__TASK__: Only a number is required: how many lines of the material contain the word "устойчивость"?

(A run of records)
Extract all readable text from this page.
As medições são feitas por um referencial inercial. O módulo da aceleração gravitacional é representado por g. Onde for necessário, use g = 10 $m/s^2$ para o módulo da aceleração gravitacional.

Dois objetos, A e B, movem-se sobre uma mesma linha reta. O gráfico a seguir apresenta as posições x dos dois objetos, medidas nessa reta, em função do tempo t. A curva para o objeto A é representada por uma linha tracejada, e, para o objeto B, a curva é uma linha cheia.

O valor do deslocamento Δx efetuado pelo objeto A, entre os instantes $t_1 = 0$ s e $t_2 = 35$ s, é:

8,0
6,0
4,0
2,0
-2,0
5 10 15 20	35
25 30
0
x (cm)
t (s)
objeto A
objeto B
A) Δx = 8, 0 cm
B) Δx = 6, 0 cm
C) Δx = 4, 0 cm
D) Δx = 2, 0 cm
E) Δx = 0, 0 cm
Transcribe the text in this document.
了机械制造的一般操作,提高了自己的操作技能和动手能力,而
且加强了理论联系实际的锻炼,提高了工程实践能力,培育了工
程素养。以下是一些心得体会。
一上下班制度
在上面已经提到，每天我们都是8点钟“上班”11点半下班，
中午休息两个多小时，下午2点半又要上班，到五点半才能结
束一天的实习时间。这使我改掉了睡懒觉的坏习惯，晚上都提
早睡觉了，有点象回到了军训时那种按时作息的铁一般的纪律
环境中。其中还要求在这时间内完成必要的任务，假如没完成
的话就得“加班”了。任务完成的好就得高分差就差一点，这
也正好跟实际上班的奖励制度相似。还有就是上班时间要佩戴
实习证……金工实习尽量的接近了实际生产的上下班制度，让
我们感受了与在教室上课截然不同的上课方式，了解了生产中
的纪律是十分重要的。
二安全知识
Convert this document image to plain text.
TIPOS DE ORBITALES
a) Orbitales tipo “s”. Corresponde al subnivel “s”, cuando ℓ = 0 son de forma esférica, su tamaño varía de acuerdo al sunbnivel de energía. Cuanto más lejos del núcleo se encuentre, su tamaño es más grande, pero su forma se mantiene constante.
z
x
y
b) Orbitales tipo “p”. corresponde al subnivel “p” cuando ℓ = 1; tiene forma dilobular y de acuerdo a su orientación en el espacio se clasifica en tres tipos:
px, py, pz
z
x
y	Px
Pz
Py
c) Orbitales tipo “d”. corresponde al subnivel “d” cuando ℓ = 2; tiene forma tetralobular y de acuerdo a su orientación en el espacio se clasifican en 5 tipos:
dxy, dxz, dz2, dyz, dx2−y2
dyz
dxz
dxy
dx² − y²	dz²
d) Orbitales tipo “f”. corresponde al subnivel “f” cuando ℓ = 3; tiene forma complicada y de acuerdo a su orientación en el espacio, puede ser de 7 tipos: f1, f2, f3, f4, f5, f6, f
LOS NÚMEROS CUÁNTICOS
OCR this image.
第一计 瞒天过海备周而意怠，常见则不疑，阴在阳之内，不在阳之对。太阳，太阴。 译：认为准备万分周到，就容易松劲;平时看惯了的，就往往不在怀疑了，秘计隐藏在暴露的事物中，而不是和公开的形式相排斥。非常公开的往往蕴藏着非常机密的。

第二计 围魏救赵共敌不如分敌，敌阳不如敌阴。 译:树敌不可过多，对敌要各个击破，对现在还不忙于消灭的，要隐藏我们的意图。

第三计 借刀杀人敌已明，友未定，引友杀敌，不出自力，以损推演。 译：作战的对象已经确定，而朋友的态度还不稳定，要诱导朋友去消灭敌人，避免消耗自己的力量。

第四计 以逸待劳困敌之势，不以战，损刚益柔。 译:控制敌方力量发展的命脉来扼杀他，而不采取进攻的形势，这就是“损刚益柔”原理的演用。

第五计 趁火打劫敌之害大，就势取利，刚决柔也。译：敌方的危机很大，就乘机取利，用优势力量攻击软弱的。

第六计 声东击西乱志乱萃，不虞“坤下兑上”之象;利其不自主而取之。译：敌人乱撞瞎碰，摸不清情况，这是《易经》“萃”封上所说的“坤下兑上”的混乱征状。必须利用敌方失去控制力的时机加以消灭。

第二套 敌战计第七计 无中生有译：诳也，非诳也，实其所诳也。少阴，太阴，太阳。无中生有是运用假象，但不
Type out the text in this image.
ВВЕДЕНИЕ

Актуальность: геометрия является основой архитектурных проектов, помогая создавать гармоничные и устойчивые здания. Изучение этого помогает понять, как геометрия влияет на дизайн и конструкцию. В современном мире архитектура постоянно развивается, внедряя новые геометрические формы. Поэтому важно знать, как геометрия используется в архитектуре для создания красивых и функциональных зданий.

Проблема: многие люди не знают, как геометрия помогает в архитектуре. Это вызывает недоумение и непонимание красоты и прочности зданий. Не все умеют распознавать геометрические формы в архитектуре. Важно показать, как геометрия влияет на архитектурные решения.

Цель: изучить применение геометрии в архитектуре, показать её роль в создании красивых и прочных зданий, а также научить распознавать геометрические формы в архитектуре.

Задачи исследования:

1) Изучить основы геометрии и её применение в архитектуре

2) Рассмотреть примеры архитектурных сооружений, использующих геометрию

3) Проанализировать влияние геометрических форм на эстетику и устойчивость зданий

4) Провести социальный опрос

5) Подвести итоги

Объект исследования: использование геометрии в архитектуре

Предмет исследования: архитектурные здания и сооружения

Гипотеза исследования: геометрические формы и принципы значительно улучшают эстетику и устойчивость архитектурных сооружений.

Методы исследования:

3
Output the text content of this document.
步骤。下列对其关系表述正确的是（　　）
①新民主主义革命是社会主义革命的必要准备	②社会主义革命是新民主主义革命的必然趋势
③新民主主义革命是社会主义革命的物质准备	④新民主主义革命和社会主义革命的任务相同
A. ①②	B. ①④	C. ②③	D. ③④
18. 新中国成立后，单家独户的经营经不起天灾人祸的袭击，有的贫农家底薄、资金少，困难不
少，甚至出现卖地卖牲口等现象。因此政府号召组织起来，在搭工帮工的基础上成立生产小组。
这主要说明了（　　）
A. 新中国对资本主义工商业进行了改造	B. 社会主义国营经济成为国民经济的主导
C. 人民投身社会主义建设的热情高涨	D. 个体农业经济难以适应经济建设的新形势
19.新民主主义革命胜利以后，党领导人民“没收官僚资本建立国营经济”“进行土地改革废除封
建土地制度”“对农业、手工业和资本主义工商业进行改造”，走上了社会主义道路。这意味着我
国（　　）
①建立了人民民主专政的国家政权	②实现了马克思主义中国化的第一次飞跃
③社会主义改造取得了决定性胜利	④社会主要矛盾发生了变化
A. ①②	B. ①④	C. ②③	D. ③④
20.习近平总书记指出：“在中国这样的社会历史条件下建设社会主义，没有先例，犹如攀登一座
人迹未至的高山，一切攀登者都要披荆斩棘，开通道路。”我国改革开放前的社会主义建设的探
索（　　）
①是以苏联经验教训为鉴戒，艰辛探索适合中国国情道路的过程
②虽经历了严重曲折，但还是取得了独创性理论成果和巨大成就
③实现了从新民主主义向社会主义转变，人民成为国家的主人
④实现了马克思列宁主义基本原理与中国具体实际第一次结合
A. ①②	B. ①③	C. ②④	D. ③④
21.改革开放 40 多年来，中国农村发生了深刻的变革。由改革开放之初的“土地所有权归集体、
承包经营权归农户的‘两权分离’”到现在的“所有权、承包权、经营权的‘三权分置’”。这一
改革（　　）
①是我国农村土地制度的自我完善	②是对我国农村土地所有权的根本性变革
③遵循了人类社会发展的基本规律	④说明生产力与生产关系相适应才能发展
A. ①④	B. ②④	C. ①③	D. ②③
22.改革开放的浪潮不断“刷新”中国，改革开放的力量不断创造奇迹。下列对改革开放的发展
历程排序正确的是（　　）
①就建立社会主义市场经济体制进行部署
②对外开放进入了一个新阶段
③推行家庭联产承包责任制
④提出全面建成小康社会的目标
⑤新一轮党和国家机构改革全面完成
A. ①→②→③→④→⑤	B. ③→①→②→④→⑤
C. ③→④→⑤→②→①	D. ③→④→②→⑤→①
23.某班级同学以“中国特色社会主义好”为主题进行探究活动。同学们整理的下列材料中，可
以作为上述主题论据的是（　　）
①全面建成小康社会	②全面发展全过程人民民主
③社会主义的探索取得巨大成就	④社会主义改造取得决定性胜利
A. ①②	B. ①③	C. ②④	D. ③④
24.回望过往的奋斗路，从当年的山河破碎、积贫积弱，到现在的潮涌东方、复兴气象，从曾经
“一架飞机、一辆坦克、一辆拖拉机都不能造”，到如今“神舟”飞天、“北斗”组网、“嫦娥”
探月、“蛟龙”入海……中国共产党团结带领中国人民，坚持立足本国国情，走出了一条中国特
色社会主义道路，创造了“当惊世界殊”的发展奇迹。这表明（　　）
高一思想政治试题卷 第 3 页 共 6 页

__REPLY TO THE EXERCISE__: 2